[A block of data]
□ □ □ □ □
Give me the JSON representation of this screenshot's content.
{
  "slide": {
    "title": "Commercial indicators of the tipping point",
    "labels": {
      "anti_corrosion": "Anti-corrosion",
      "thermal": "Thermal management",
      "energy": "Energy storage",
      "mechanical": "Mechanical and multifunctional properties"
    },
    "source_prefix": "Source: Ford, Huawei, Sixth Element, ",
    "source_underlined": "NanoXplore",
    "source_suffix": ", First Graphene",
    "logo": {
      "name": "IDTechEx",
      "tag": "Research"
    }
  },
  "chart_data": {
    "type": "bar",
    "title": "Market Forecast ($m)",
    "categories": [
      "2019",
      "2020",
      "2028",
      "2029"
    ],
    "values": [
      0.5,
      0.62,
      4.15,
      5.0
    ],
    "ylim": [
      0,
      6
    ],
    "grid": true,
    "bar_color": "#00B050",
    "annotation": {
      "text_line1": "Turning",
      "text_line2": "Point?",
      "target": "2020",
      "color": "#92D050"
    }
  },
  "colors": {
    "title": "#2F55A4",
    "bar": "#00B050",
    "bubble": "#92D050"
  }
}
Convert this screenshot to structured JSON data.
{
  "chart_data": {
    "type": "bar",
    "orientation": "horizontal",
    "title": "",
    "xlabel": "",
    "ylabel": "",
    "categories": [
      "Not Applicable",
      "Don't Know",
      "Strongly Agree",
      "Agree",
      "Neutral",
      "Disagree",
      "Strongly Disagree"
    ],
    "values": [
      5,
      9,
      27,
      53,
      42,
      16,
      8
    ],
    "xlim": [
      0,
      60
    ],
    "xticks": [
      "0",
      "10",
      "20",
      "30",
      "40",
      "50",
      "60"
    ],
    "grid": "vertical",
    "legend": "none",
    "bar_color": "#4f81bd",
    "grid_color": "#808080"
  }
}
□ □ □ □ □
• [DIRECTIONS]: Read the entries and pick out all lines that include the word "this".

• [WRITTEN SOLUTION]:
Give me the JSON representation of this screenshot's content.
Convert this screenshot to structured JSON data.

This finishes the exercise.